### Task
Please report every line from the material that contains the word "title".

Recorded data
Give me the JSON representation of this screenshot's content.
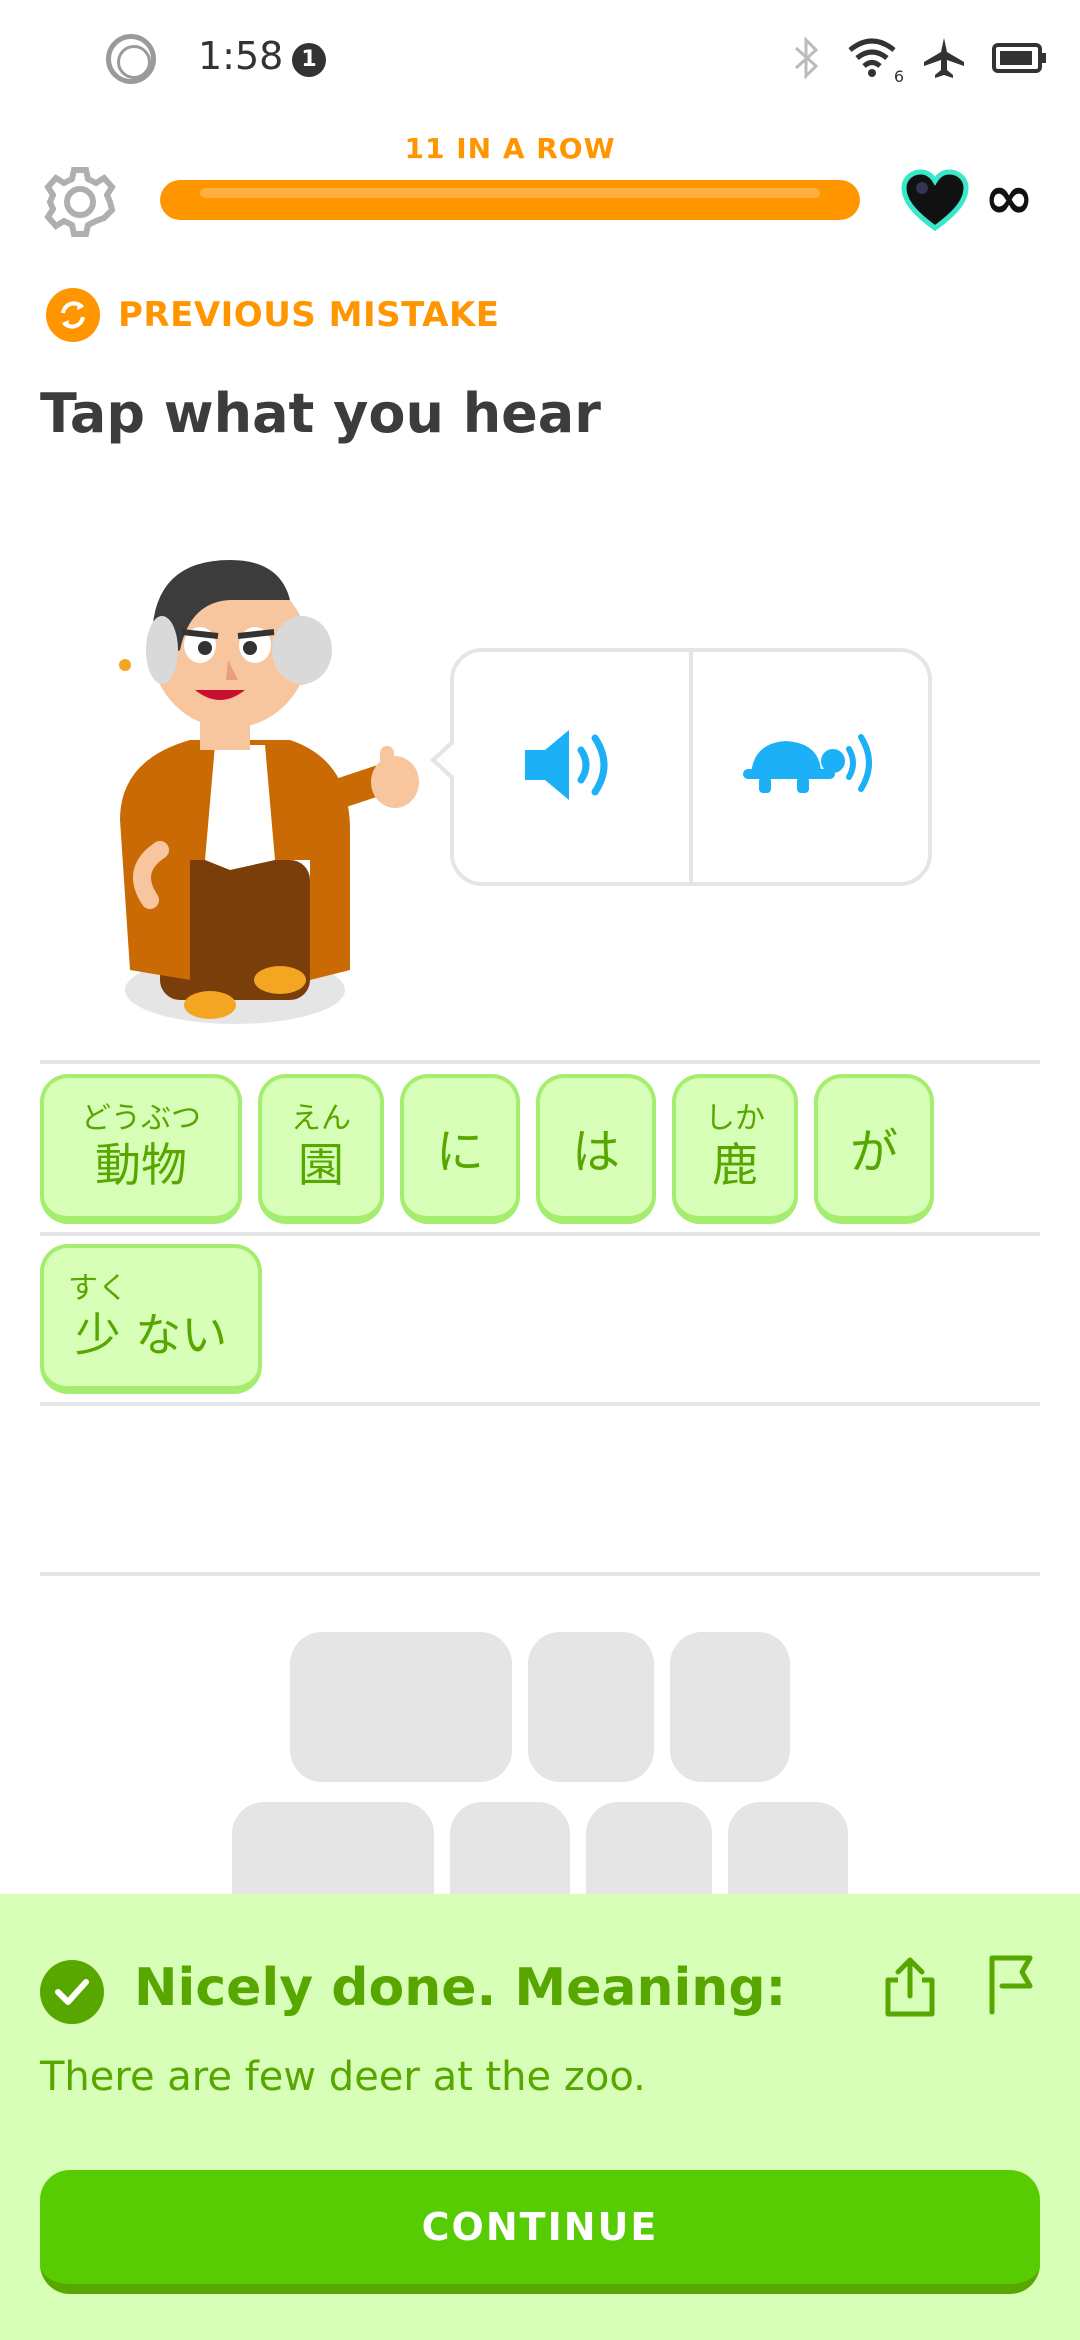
{
  "status_bar": {
    "time": "1:58",
    "notification_count": "1",
    "wifi_label": "6"
  },
  "header": {
    "streak_label": "11 IN A ROW",
    "progress_fraction": 1.0,
    "hearts": "∞"
  },
  "exercise": {
    "tag": "PREVIOUS MISTAKE",
    "instruction": "Tap what you hear",
    "audio_buttons": [
      "speaker-icon",
      "turtle-slow-icon"
    ]
  },
  "answer_tiles": [
    {
      "ruby": "どうぶつ",
      "text": "動物"
    },
    {
      "ruby": "えん",
      "text": "園"
    },
    {
      "ruby": "",
      "text": "に"
    },
    {
      "ruby": "",
      "text": "は"
    },
    {
      "ruby": "しか",
      "text": "鹿"
    },
    {
      "ruby": "",
      "text": "が"
    },
    {
      "ruby": "すく",
      "text": "少 ない"
    }
  ],
  "feedback": {
    "title": "Nicely done. Meaning:",
    "meaning": "There are few deer at the zoo.",
    "continue_label": "CONTINUE"
  },
  "colors": {
    "orange": "#ff9600",
    "green_dark": "#58a700",
    "green_button": "#58cc02",
    "green_light": "#d7ffb8",
    "blue": "#1cb0f6",
    "gray": "#e5e5e5"
  }
}
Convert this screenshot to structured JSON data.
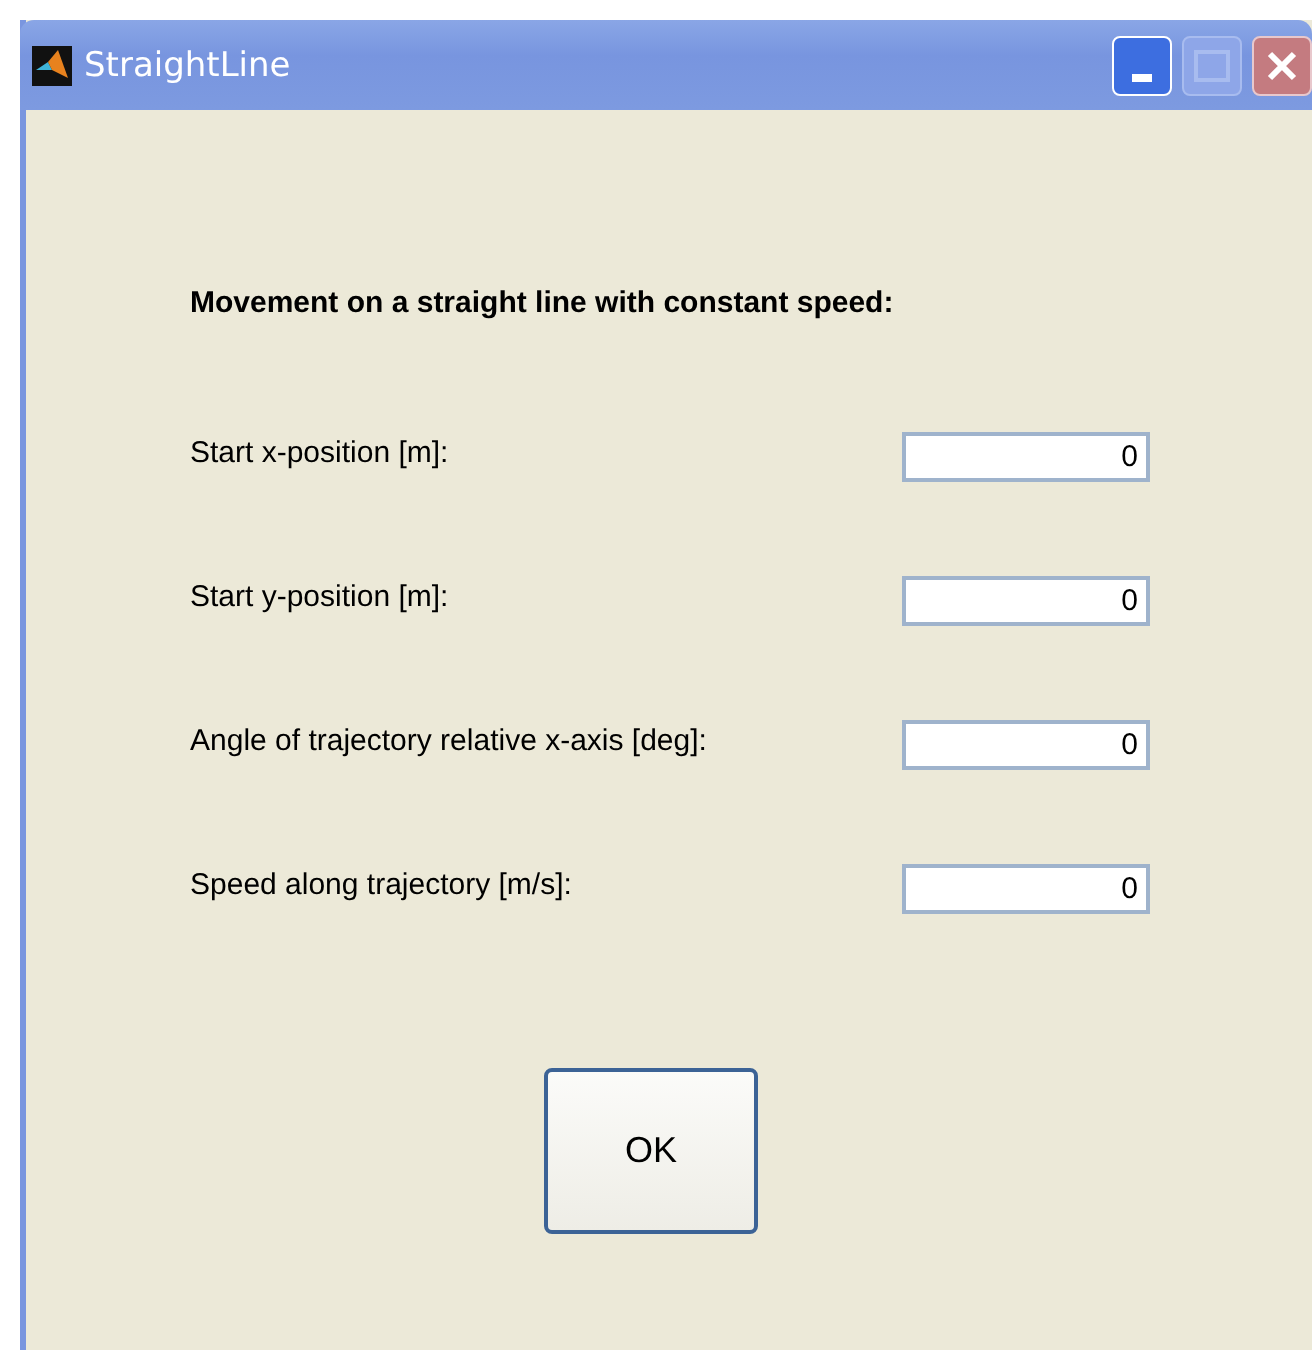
{
  "window": {
    "title": "StraightLine"
  },
  "heading": "Movement on a straight line with constant speed:",
  "fields": [
    {
      "label": "Start x-position [m]:",
      "value": "0"
    },
    {
      "label": "Start y-position [m]:",
      "value": "0"
    },
    {
      "label": "Angle of trajectory relative x-axis [deg]:",
      "value": "0"
    },
    {
      "label": "Speed along trajectory [m/s]:",
      "value": "0"
    }
  ],
  "buttons": [
    "OK"
  ]
}
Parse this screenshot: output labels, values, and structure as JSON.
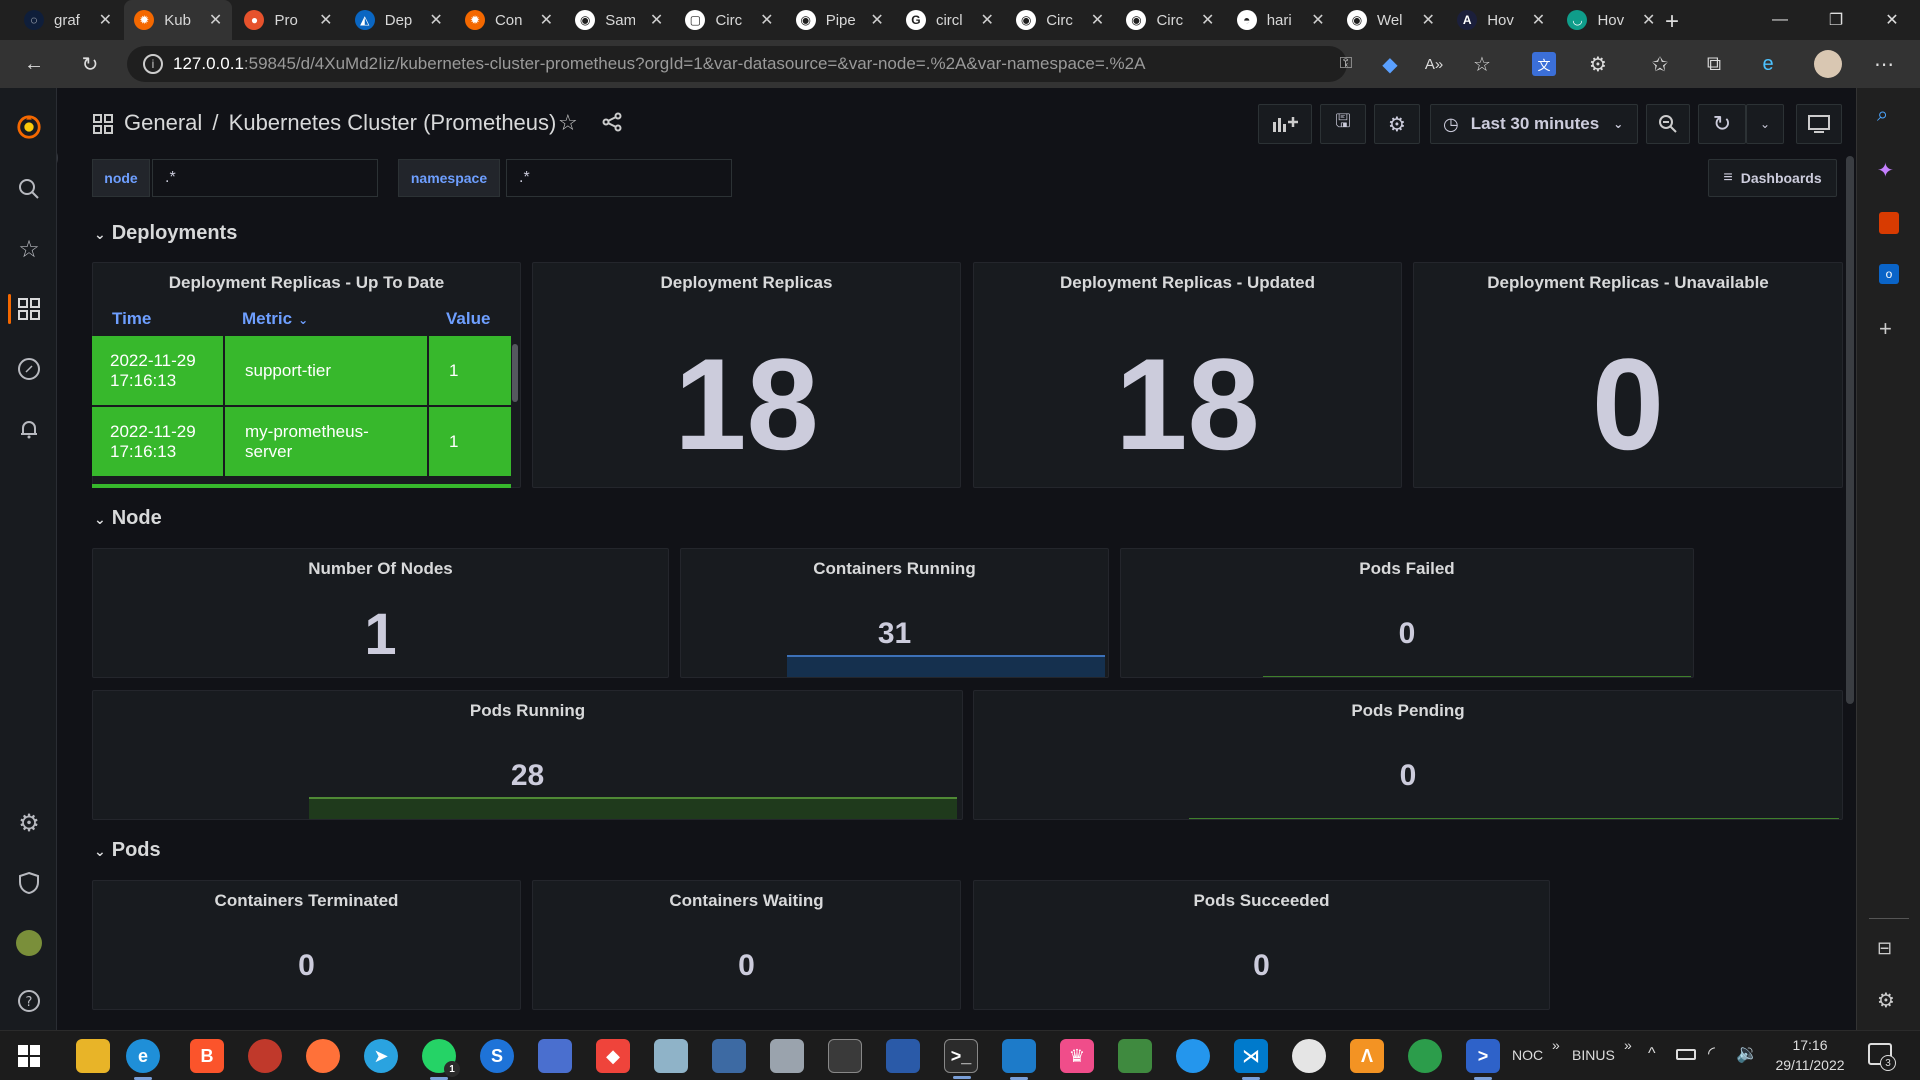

### Output of the task
    "title": "Nicely done. Meaning:",
    "title": "StraightLine"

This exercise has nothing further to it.